(Records contained in a dataset)
__________
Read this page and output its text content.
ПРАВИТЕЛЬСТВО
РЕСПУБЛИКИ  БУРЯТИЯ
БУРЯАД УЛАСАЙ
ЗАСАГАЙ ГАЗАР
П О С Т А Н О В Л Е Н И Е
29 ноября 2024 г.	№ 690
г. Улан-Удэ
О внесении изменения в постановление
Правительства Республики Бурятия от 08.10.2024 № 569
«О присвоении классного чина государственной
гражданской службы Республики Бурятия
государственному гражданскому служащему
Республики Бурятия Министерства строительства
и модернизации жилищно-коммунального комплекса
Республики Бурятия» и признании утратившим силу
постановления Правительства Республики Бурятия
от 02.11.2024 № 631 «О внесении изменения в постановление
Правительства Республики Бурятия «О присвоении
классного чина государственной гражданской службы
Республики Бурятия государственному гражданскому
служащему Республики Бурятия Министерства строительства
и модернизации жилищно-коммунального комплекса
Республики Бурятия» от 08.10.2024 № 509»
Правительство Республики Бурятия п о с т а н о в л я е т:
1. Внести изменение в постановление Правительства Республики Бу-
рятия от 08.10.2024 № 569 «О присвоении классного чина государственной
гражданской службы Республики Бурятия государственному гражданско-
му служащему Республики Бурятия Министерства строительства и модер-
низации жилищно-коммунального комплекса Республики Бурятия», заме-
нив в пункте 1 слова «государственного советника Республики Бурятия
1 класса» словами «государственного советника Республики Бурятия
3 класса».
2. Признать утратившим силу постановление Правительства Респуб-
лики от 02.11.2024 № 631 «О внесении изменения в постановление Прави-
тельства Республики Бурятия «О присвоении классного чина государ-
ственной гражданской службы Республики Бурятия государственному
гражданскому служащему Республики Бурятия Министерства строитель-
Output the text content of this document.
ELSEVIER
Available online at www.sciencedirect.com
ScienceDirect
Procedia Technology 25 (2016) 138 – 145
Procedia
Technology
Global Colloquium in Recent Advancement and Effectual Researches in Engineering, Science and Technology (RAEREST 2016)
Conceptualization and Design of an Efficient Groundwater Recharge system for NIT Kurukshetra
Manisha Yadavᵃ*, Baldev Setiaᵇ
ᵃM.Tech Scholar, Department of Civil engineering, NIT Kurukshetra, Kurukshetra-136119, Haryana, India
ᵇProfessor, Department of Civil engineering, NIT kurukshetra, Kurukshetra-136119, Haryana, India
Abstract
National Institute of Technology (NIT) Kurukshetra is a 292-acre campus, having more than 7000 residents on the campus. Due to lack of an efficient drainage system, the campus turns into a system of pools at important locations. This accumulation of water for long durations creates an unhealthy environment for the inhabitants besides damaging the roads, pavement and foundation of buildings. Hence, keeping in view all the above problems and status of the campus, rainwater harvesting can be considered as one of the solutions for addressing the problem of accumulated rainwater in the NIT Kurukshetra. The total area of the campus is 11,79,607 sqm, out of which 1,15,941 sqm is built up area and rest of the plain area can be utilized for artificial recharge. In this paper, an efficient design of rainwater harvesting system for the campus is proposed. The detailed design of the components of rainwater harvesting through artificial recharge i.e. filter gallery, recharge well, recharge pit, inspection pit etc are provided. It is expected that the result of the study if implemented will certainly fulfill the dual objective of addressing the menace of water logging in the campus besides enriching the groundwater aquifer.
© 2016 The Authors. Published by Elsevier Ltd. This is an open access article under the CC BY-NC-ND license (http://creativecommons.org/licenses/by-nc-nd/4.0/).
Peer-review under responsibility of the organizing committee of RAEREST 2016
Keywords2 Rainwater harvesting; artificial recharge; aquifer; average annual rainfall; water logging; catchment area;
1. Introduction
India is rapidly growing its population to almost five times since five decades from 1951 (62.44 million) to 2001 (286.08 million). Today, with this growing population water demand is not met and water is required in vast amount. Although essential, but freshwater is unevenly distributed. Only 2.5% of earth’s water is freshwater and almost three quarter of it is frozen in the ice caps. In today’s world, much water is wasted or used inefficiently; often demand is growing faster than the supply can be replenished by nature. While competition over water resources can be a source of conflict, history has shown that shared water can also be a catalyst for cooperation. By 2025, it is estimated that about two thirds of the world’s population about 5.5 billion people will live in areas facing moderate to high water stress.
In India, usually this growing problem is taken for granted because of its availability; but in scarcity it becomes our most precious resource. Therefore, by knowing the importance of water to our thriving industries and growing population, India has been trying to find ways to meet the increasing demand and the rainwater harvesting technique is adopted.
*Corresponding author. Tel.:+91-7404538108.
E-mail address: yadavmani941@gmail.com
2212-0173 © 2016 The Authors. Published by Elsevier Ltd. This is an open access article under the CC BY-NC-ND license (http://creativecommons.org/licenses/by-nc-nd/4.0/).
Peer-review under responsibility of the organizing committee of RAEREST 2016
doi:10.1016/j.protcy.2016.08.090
__________
**Task to carry out**
Copy out the whole listing exactly; please set it all down.

**Output for this exercise**
Read this page and output its text content.
ПРАВИТЕЛЬСТВО
РЕСПУБЛИКИ  БУРЯТИЯ
БУРЯАД УЛАСАЙ
ЗАСАГАЙ ГАЗАР
П О С Т А Н О В Л Е Н И Е
29 ноября 2024 г.	№ 690
г. Улан-Удэ
О внесении изменения в постановление
Правительства Республики Бурятия от 08.10.2024 № 569
«О присвоении классного чина государственной
гражданской службы Республики Бурятия
государственному гражданскому служащему
Республики Бурятия Министерства строительства
и модернизации жилищно-коммунального комплекса
Республики Бурятия» и признании утратившим силу
постановления Правительства Республики Бурятия
от 02.11.2024 № 631 «О внесении изменения в постановление
Правительства Республики Бурятия «О присвоении
классного чина государственной гражданской службы
Республики Бурятия государственному гражданскому
служащему Республики Бурятия Министерства строительства
и модернизации жилищно-коммунального комплекса
Республики Бурятия» от 08.10.2024 № 509»
Правительство Республики Бурятия п о с т а н о в л я е т:
1. Внести изменение в постановление Правительства Республики Бу-
рятия от 08.10.2024 № 569 «О присвоении классного чина государственной
гражданской службы Республики Бурятия государственному гражданско-
му служащему Республики Бурятия Министерства строительства и модер-
низации жилищно-коммунального комплекса Республики Бурятия», заме-
нив в пункте 1 слова «государственного советника Республики Бурятия
1 класса» словами «государственного советника Республики Бурятия
3 класса».
2. Признать утратившим силу постановление Правительства Респуб-
лики от 02.11.2024 № 631 «О внесении изменения в постановление Прави-
тельства Республики Бурятия «О присвоении классного чина государ-
ственной гражданской службы Республики Бурятия государственному
гражданскому служащему Республики Бурятия Министерства строитель-
Output the text content of this document.
ELSEVIER
Available online at www.sciencedirect.com
ScienceDirect
Procedia Technology 25 (2016) 138 – 145
Procedia
Technology
Global Colloquium in Recent Advancement and Effectual Researches in Engineering, Science and Technology (RAEREST 2016)
Conceptualization and Design of an Efficient Groundwater Recharge system for NIT Kurukshetra
Manisha Yadavᵃ*, Baldev Setiaᵇ
ᵃM.Tech Scholar, Department of Civil engineering, NIT Kurukshetra, Kurukshetra-136119, Haryana, India
ᵇProfessor, Department of Civil engineering, NIT kurukshetra, Kurukshetra-136119, Haryana, India
Abstract
National Institute of Technology (NIT) Kurukshetra is a 292-acre campus, having more than 7000 residents on the campus. Due to lack of an efficient drainage system, the campus turns into a system of pools at important locations. This accumulation of water for long durations creates an unhealthy environment for the inhabitants besides damaging the roads, pavement and foundation of buildings. Hence, keeping in view all the above problems and status of the campus, rainwater harvesting can be considered as one of the solutions for addressing the problem of accumulated rainwater in the NIT Kurukshetra. The total area of the campus is 11,79,607 sqm, out of which 1,15,941 sqm is built up area and rest of the plain area can be utilized for artificial recharge. In this paper, an efficient design of rainwater harvesting system for the campus is proposed. The detailed design of the components of rainwater harvesting through artificial recharge i.e. filter gallery, recharge well, recharge pit, inspection pit etc are provided. It is expected that the result of the study if implemented will certainly fulfill the dual objective of addressing the menace of water logging in the campus besides enriching the groundwater aquifer.
© 2016 The Authors. Published by Elsevier Ltd. This is an open access article under the CC BY-NC-ND license (http://creativecommons.org/licenses/by-nc-nd/4.0/).
Peer-review under responsibility of the organizing committee of RAEREST 2016
Keywords2 Rainwater harvesting; artificial recharge; aquifer; average annual rainfall; water logging; catchment area;
1. Introduction
India is rapidly growing its population to almost five times since five decades from 1951 (62.44 million) to 2001 (286.08 million). Today, with this growing population water demand is not met and water is required in vast amount. Although essential, but freshwater is unevenly distributed. Only 2.5% of earth’s water is freshwater and almost three quarter of it is frozen in the ice caps. In today’s world, much water is wasted or used inefficiently; often demand is growing faster than the supply can be replenished by nature. While competition over water resources can be a source of conflict, history has shown that shared water can also be a catalyst for cooperation. By 2025, it is estimated that about two thirds of the world’s population about 5.5 billion people will live in areas facing moderate to high water stress.
In India, usually this growing problem is taken for granted because of its availability; but in scarcity it becomes our most precious resource. Therefore, by knowing the importance of water to our thriving industries and growing population, India has been trying to find ways to meet the increasing demand and the rainwater harvesting technique is adopted.
*Corresponding author. Tel.:+91-7404538108.
E-mail address: yadavmani941@gmail.com
2212-0173 © 2016 The Authors. Published by Elsevier Ltd. This is an open access article under the CC BY-NC-ND license (http://creativecommons.org/licenses/by-nc-nd/4.0/).
Peer-review under responsibility of the organizing committee of RAEREST 2016
doi:10.1016/j.protcy.2016.08.090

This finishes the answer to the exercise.